> Material for the task:
start

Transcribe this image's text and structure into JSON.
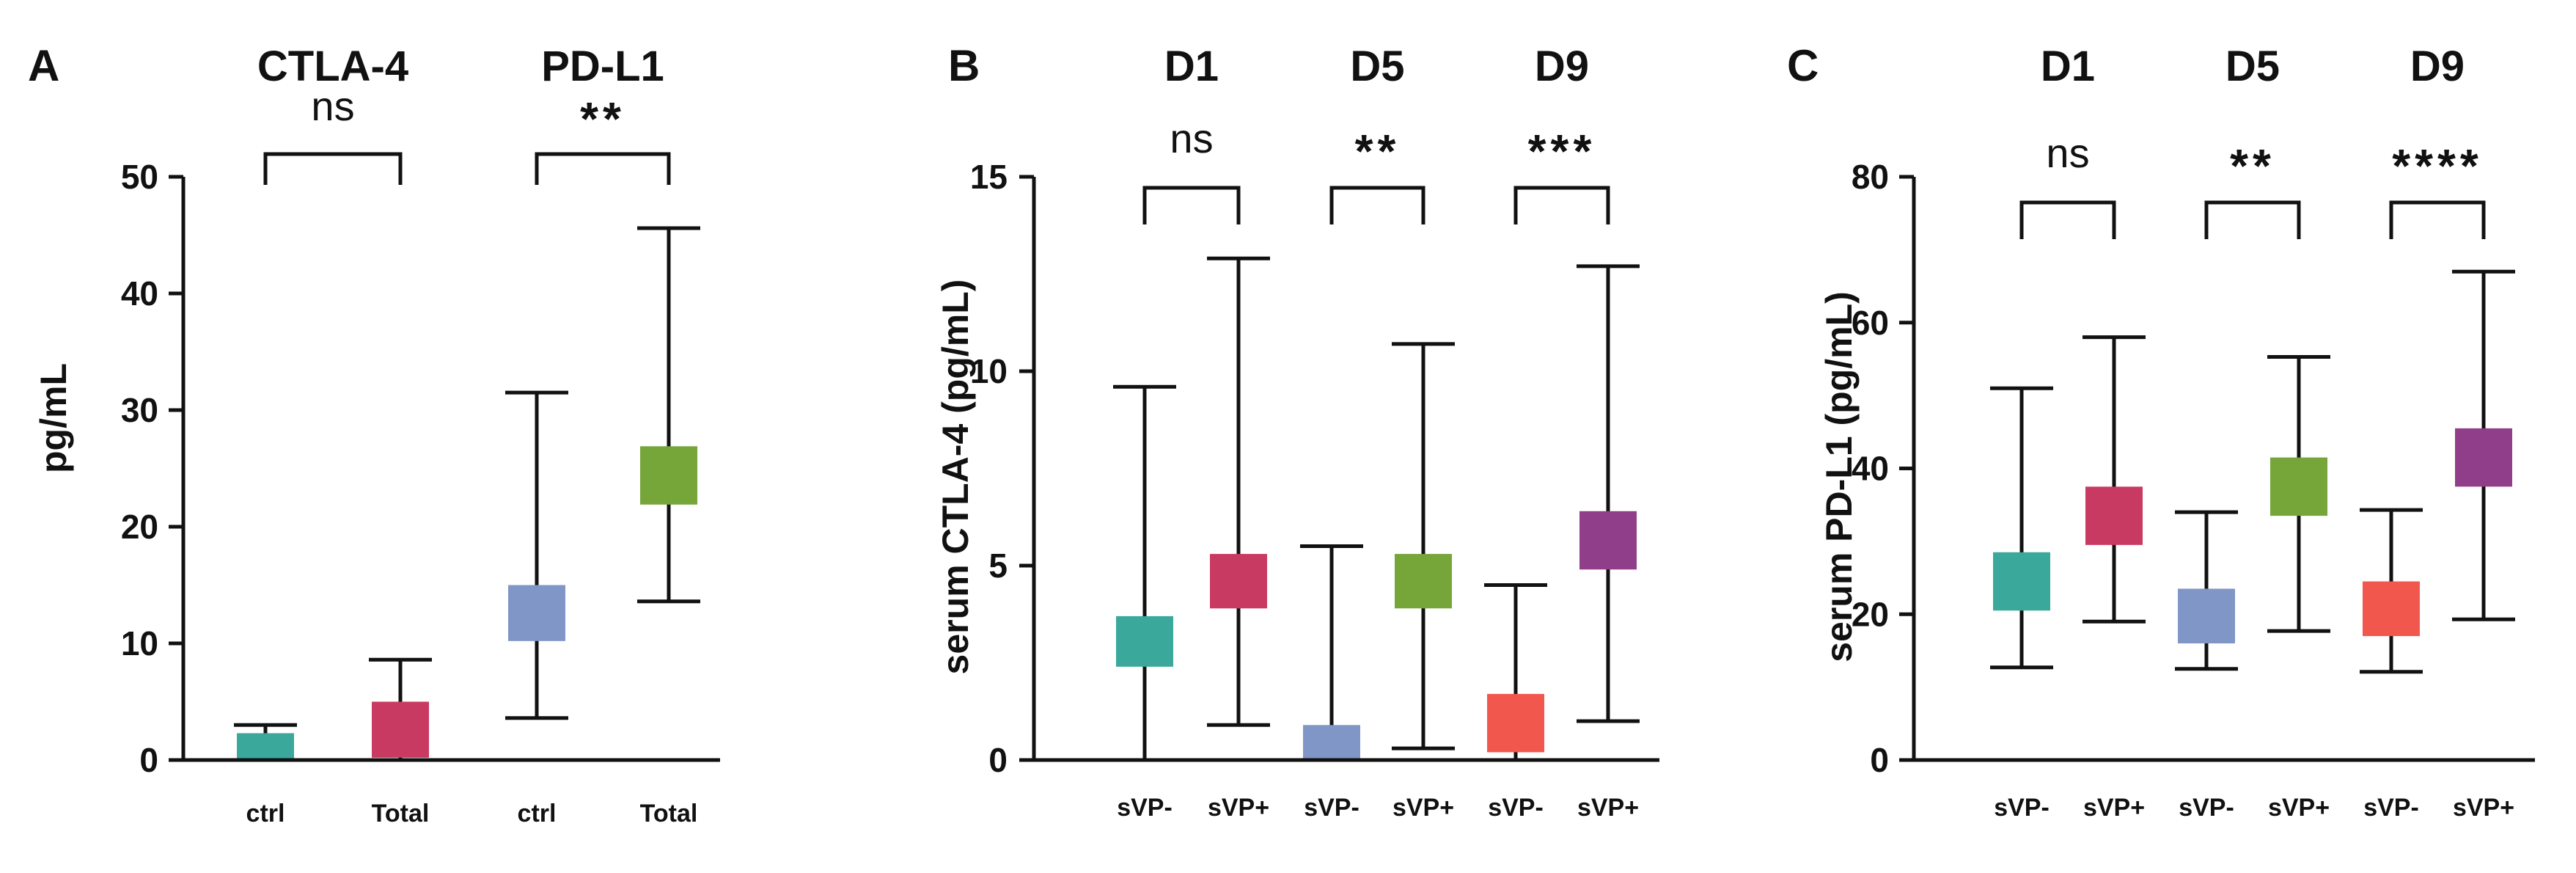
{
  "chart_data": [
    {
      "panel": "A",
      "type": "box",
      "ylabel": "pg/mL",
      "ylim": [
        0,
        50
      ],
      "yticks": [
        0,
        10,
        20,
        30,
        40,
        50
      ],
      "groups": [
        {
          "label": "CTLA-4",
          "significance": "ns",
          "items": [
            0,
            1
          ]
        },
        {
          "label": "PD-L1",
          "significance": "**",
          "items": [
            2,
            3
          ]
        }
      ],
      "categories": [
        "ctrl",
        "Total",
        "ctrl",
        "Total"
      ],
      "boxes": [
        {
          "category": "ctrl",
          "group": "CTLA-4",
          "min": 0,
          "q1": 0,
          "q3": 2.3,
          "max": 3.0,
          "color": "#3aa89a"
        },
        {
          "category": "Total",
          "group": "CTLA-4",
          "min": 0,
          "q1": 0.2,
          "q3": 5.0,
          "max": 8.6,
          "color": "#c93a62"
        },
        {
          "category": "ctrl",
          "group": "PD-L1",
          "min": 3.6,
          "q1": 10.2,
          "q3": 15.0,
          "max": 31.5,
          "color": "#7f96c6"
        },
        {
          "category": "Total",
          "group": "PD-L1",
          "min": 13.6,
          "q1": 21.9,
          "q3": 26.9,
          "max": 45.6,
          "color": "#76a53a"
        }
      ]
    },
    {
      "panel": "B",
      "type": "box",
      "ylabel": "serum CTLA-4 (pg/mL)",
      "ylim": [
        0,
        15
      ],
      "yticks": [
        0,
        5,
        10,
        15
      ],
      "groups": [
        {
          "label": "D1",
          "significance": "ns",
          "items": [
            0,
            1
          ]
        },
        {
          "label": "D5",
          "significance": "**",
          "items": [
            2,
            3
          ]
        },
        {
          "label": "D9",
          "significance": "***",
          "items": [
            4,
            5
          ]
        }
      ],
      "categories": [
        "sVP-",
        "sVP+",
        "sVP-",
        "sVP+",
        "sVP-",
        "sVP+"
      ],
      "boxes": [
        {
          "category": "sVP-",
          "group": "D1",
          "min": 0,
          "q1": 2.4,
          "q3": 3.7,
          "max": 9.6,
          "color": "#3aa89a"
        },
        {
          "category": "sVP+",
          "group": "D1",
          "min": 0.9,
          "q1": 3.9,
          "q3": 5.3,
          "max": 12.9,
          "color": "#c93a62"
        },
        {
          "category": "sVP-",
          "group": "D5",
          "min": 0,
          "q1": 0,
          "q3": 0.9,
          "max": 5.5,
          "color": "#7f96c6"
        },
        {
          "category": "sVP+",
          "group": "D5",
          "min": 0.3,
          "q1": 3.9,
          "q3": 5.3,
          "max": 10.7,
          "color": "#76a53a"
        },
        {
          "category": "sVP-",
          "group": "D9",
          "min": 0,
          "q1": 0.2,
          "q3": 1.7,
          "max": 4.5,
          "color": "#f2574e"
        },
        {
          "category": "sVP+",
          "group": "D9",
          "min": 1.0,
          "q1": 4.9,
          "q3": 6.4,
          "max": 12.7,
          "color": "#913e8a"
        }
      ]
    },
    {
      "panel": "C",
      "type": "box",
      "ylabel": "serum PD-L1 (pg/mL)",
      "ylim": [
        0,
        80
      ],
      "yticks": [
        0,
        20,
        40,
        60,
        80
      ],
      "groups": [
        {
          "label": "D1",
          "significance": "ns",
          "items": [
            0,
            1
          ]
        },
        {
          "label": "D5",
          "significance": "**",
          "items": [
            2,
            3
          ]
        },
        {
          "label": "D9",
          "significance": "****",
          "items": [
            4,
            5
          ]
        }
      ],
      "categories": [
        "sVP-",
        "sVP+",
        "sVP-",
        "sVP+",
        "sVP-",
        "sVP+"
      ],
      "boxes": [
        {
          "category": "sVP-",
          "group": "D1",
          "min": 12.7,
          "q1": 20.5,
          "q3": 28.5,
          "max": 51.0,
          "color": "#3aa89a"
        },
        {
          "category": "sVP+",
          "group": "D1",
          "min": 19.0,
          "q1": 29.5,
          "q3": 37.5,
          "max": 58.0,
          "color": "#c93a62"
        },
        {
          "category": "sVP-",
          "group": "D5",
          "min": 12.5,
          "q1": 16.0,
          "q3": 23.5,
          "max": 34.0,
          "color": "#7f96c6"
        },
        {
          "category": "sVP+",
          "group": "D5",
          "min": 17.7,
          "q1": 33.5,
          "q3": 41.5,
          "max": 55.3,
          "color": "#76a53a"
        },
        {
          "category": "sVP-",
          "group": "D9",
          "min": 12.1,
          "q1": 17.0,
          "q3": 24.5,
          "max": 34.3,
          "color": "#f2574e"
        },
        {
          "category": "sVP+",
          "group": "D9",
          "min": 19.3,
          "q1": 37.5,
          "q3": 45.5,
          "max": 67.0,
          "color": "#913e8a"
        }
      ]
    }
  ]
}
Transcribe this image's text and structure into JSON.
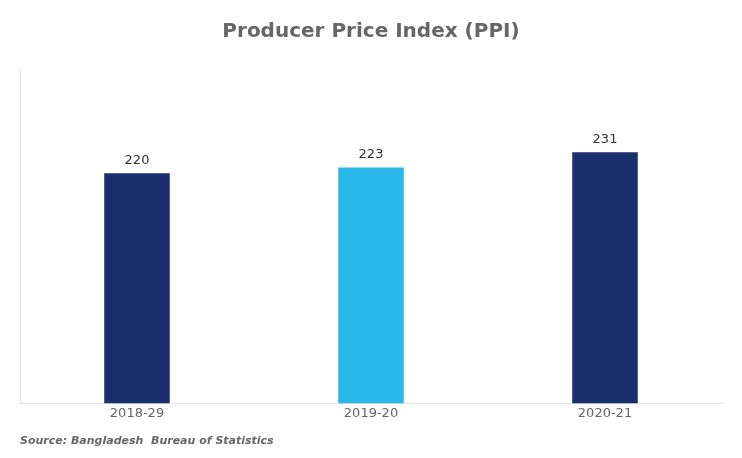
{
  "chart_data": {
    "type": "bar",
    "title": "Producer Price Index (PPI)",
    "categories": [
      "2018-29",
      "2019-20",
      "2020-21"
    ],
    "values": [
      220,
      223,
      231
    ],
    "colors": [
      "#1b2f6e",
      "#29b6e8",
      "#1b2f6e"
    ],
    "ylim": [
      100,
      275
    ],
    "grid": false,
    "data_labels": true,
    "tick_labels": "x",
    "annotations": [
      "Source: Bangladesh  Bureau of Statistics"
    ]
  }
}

end

> Exercise brief: Repeat the material above word for word, please, apart from its images.

> Result of this task:
Transcribe this image's text and structure into JSON.
{
  "chart_data": [
    {
      "panel": "A",
      "type": "box",
      "ylabel": "pg/mL",
      "ylim": [
        0,
        50
      ],
      "yticks": [
        0,
        10,
        20,
        30,
        40,
        50
      ],
      "groups": [
        {
          "label": "CTLA-4",
          "significance": "ns",
          "items": [
            0,
            1
          ]
        },
        {
          "label": "PD-L1",
          "significance": "**",
          "items": [
            2,
            3
          ]
        }
      ],
      "categories": [
        "ctrl",
        "Total",
        "ctrl",
        "Total"
      ],
      "boxes": [
        {
          "category": "ctrl",
          "group": "CTLA-4",
          "min": 0,
          "q1": 0,
          "q3": 2.3,
          "max": 3.0,
          "color": "#3aa89a"
        },
        {
          "category": "Total",
          "group": "CTLA-4",
          "min": 0,
          "q1": 0.2,
          "q3": 5.0,
          "max": 8.6,
          "color": "#c93a62"
        },
        {
          "category": "ctrl",
          "group": "PD-L1",
          "min": 3.6,
          "q1": 10.2,
          "q3": 15.0,
          "max": 31.5,
          "color": "#7f96c6"
        },
        {
          "category": "Total",
          "group": "PD-L1",
          "min": 13.6,
          "q1": 21.9,
          "q3": 26.9,
          "max": 45.6,
          "color": "#76a53a"
        }
      ]
    },
    {
      "panel": "B",
      "type": "box",
      "ylabel": "serum CTLA-4 (pg/mL)",
      "ylim": [
        0,
        15
      ],
      "yticks": [
        0,
        5,
        10,
        15
      ],
      "groups": [
        {
          "label": "D1",
          "significance": "ns",
          "items": [
            0,
            1
          ]
        },
        {
          "label": "D5",
          "significance": "**",
          "items": [
            2,
            3
          ]
        },
        {
          "label": "D9",
          "significance": "***",
          "items": [
            4,
            5
          ]
        }
      ],
      "categories": [
        "sVP-",
        "sVP+",
        "sVP-",
        "sVP+",
        "sVP-",
        "sVP+"
      ],
      "boxes": [
        {
          "category": "sVP-",
          "group": "D1",
          "min": 0,
          "q1": 2.4,
          "q3": 3.7,
          "max": 9.6,
          "color": "#3aa89a"
        },
        {
          "category": "sVP+",
          "group": "D1",
          "min": 0.9,
          "q1": 3.9,
          "q3": 5.3,
          "max": 12.9,
          "color": "#c93a62"
        },
        {
          "category": "sVP-",
          "group": "D5",
          "min": 0,
          "q1": 0,
          "q3": 0.9,
          "max": 5.5,
          "color": "#7f96c6"
        },
        {
          "category": "sVP+",
          "group": "D5",
          "min": 0.3,
          "q1": 3.9,
          "q3": 5.3,
          "max": 10.7,
          "color": "#76a53a"
        },
        {
          "category": "sVP-",
          "group": "D9",
          "min": 0,
          "q1": 0.2,
          "q3": 1.7,
          "max": 4.5,
          "color": "#f2574e"
        },
        {
          "category": "sVP+",
          "group": "D9",
          "min": 1.0,
          "q1": 4.9,
          "q3": 6.4,
          "max": 12.7,
          "color": "#913e8a"
        }
      ]
    },
    {
      "panel": "C",
      "type": "box",
      "ylabel": "serum PD-L1 (pg/mL)",
      "ylim": [
        0,
        80
      ],
      "yticks": [
        0,
        20,
        40,
        60,
        80
      ],
      "groups": [
        {
          "label": "D1",
          "significance": "ns",
          "items": [
            0,
            1
          ]
        },
        {
          "label": "D5",
          "significance": "**",
          "items": [
            2,
            3
          ]
        },
        {
          "label": "D9",
          "significance": "****",
          "items": [
            4,
            5
          ]
        }
      ],
      "categories": [
        "sVP-",
        "sVP+",
        "sVP-",
        "sVP+",
        "sVP-",
        "sVP+"
      ],
      "boxes": [
        {
          "category": "sVP-",
          "group": "D1",
          "min": 12.7,
          "q1": 20.5,
          "q3": 28.5,
          "max": 51.0,
          "color": "#3aa89a"
        },
        {
          "category": "sVP+",
          "group": "D1",
          "min": 19.0,
          "q1": 29.5,
          "q3": 37.5,
          "max": 58.0,
          "color": "#c93a62"
        },
        {
          "category": "sVP-",
          "group": "D5",
          "min": 12.5,
          "q1": 16.0,
          "q3": 23.5,
          "max": 34.0,
          "color": "#7f96c6"
        },
        {
          "category": "sVP+",
          "group": "D5",
          "min": 17.7,
          "q1": 33.5,
          "q3": 41.5,
          "max": 55.3,
          "color": "#76a53a"
        },
        {
          "category": "sVP-",
          "group": "D9",
          "min": 12.1,
          "q1": 17.0,
          "q3": 24.5,
          "max": 34.3,
          "color": "#f2574e"
        },
        {
          "category": "sVP+",
          "group": "D9",
          "min": 19.3,
          "q1": 37.5,
          "q3": 45.5,
          "max": 67.0,
          "color": "#913e8a"
        }
      ]
    }
  ]
}
Transcribe this image's text and structure into JSON.
{
  "chart_data": {
    "type": "bar",
    "title": "Producer Price Index (PPI)",
    "categories": [
      "2018-29",
      "2019-20",
      "2020-21"
    ],
    "values": [
      220,
      223,
      231
    ],
    "colors": [
      "#1b2f6e",
      "#29b6e8",
      "#1b2f6e"
    ],
    "ylim": [
      100,
      275
    ],
    "grid": false,
    "data_labels": true,
    "tick_labels": "x",
    "annotations": [
      "Source: Bangladesh  Bureau of Statistics"
    ]
  }
}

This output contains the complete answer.